## [Data shown]
⟨

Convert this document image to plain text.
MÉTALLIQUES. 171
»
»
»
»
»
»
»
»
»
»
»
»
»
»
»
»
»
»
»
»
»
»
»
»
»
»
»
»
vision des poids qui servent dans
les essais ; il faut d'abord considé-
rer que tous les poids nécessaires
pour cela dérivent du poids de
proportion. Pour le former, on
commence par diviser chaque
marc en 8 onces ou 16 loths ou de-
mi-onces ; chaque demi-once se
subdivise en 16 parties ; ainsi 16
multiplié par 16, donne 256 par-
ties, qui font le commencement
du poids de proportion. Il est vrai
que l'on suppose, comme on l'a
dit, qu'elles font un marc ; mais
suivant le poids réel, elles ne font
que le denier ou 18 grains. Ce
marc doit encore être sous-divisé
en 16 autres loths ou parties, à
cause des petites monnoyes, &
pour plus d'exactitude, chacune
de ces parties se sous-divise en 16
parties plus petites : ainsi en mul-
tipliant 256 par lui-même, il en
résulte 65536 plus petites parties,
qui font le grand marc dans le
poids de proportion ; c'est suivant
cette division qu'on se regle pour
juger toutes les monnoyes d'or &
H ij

⟩

## [Set task]
Extract every entry above as it appears.

## [Exercise answer]
Convert this document image to plain text.
MÉTALLIQUES. 171
»
»
»
»
»
»
»
»
»
»
»
»
»
»
»
»
»
»
»
»
»
»
»
»
»
»
»
»
vision des poids qui servent dans
les essais ; il faut d'abord considé-
rer que tous les poids nécessaires
pour cela dérivent du poids de
proportion. Pour le former, on
commence par diviser chaque
marc en 8 onces ou 16 loths ou de-
mi-onces ; chaque demi-once se
subdivise en 16 parties ; ainsi 16
multiplié par 16, donne 256 par-
ties, qui font le commencement
du poids de proportion. Il est vrai
que l'on suppose, comme on l'a
dit, qu'elles font un marc ; mais
suivant le poids réel, elles ne font
que le denier ou 18 grains. Ce
marc doit encore être sous-divisé
en 16 autres loths ou parties, à
cause des petites monnoyes, &
pour plus d'exactitude, chacune
de ces parties se sous-divise en 16
parties plus petites : ainsi en mul-
tipliant 256 par lui-même, il en
résulte 65536 plus petites parties,
qui font le grand marc dans le
poids de proportion ; c'est suivant
cette division qu'on se regle pour
juger toutes les monnoyes d'or &
H ij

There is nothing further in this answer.